_Exercise task_
Examine the records and identify each line that includes the string "ylabel". Copy those lines.

(Dataset entries on figures)

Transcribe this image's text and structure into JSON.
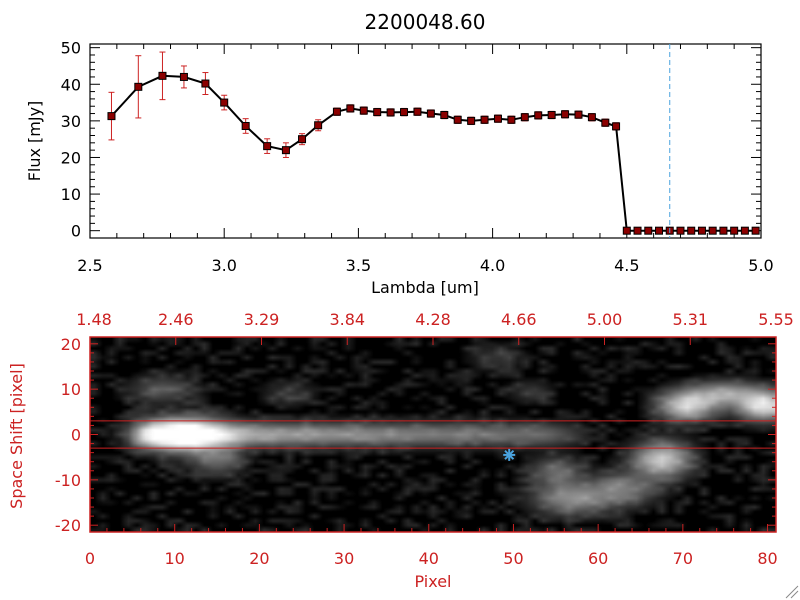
{
  "chart_data": [
    {
      "type": "line",
      "title": "2200048.60",
      "xlabel": "Lambda [um]",
      "ylabel": "Flux [mJy]",
      "xlim": [
        2.5,
        5.0
      ],
      "ylim": [
        -2,
        51
      ],
      "x_ticks": [
        "2.5",
        "3.0",
        "3.5",
        "4.0",
        "4.5",
        "5.0"
      ],
      "y_ticks": [
        "0",
        "10",
        "20",
        "30",
        "40",
        "50"
      ],
      "grid": false,
      "colors": {
        "line": "#000000",
        "marker": "#8b0000",
        "errorbar": "#cc2222",
        "vline": "#4aa3df"
      },
      "vline_x": 4.66,
      "series": [
        {
          "x": [
            2.58,
            2.68,
            2.77,
            2.85,
            2.93,
            3.0,
            3.08,
            3.16,
            3.23,
            3.29,
            3.35,
            3.42,
            3.47,
            3.52,
            3.57,
            3.62,
            3.67,
            3.72,
            3.77,
            3.82,
            3.87,
            3.92,
            3.97,
            4.02,
            4.07,
            4.12,
            4.17,
            4.22,
            4.27,
            4.32,
            4.37,
            4.42,
            4.46,
            4.5,
            4.54,
            4.58,
            4.62,
            4.66,
            4.7,
            4.74,
            4.78,
            4.82,
            4.86,
            4.9,
            4.94,
            4.98
          ],
          "y": [
            31.3,
            39.3,
            42.3,
            42.0,
            40.2,
            35.0,
            28.6,
            23.1,
            22.0,
            25.0,
            28.8,
            32.5,
            33.4,
            32.8,
            32.4,
            32.3,
            32.4,
            32.5,
            32.0,
            31.6,
            30.3,
            30.0,
            30.3,
            30.6,
            30.3,
            31.0,
            31.5,
            31.6,
            31.8,
            31.7,
            31.0,
            29.5,
            28.5,
            0,
            0,
            0,
            0,
            0,
            0,
            0,
            0,
            0,
            0,
            0,
            0,
            0
          ],
          "yerr": [
            6.5,
            8.5,
            6.5,
            3.0,
            3.0,
            2.0,
            2.0,
            2.0,
            2.0,
            1.5,
            1.5,
            1.0,
            1.0,
            1.0,
            1.0,
            1.0,
            1.0,
            1.0,
            1.0,
            1.0,
            1.0,
            1.0,
            1.0,
            1.0,
            1.0,
            1.0,
            1.0,
            1.0,
            1.0,
            1.0,
            1.0,
            1.0,
            1.0,
            0,
            0,
            0,
            0,
            0,
            0,
            0,
            0,
            0,
            0,
            0,
            0,
            0
          ]
        }
      ]
    },
    {
      "type": "heatmap",
      "xlabel": "Pixel",
      "ylabel": "Space Shift [pixel]",
      "xlim": [
        0,
        81
      ],
      "ylim": [
        -21.5,
        21.5
      ],
      "x_ticks": [
        "0",
        "10",
        "20",
        "30",
        "40",
        "50",
        "60",
        "70",
        "80"
      ],
      "y_ticks": [
        "-20",
        "-10",
        "0",
        "10",
        "20"
      ],
      "top_axis_ticks": [
        "1.48",
        "2.46",
        "3.29",
        "3.84",
        "4.28",
        "4.66",
        "5.00",
        "5.31",
        "5.55"
      ],
      "hlines": [
        3,
        -3
      ],
      "marker": {
        "label": "star",
        "x": 49.5,
        "y": -4.5
      },
      "colors": {
        "axis": "#cc2222",
        "hline": "#cc2222",
        "marker": "#4aa3df"
      },
      "sources": [
        {
          "name": "trace",
          "x_start": 6,
          "x_end": 56,
          "y": 0,
          "x_decay": 40,
          "y_width": 1.7,
          "amp": 0.6
        },
        {
          "name": "peak",
          "x": 11,
          "y": 0,
          "sx": 3.2,
          "sy": 2.4,
          "amp": 1.0
        },
        {
          "name": "blob-a",
          "x": 8.5,
          "y": 10,
          "sx": 2.5,
          "sy": 2.0,
          "amp": 0.22
        },
        {
          "name": "blob-b",
          "x": 15,
          "y": -5.5,
          "sx": 2.0,
          "sy": 2.2,
          "amp": 0.3
        },
        {
          "name": "blob-c",
          "x": 23.5,
          "y": 9,
          "sx": 2.0,
          "sy": 1.8,
          "amp": 0.12
        },
        {
          "name": "blob-d",
          "x": 57,
          "y": -14,
          "sx": 3.0,
          "sy": 2.4,
          "amp": 0.45
        },
        {
          "name": "blob-e",
          "x": 63,
          "y": -12,
          "sx": 2.5,
          "sy": 2.4,
          "amp": 0.35
        },
        {
          "name": "blob-f",
          "x": 67.5,
          "y": -5.5,
          "sx": 2.2,
          "sy": 2.6,
          "amp": 0.7
        },
        {
          "name": "blob-g",
          "x": 70.5,
          "y": 6.5,
          "sx": 2.2,
          "sy": 2.2,
          "amp": 0.75
        },
        {
          "name": "blob-h",
          "x": 79.5,
          "y": 6.5,
          "sx": 2.0,
          "sy": 2.2,
          "amp": 0.85
        },
        {
          "name": "blob-i",
          "x": 75,
          "y": 9,
          "sx": 2.5,
          "sy": 1.8,
          "amp": 0.5
        },
        {
          "name": "blob-j",
          "x": 55,
          "y": -8,
          "sx": 2.0,
          "sy": 2.0,
          "amp": 0.3
        },
        {
          "name": "blob-k",
          "x": 48,
          "y": 17,
          "sx": 2.0,
          "sy": 1.8,
          "amp": 0.12
        },
        {
          "name": "blob-l",
          "x": 52,
          "y": 9.5,
          "sx": 1.6,
          "sy": 1.6,
          "amp": 0.12
        }
      ]
    }
  ]
}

_Problem solution_
      "ylabel": "Flux [mJy]",
      "ylabel": "Space Shift [pixel]",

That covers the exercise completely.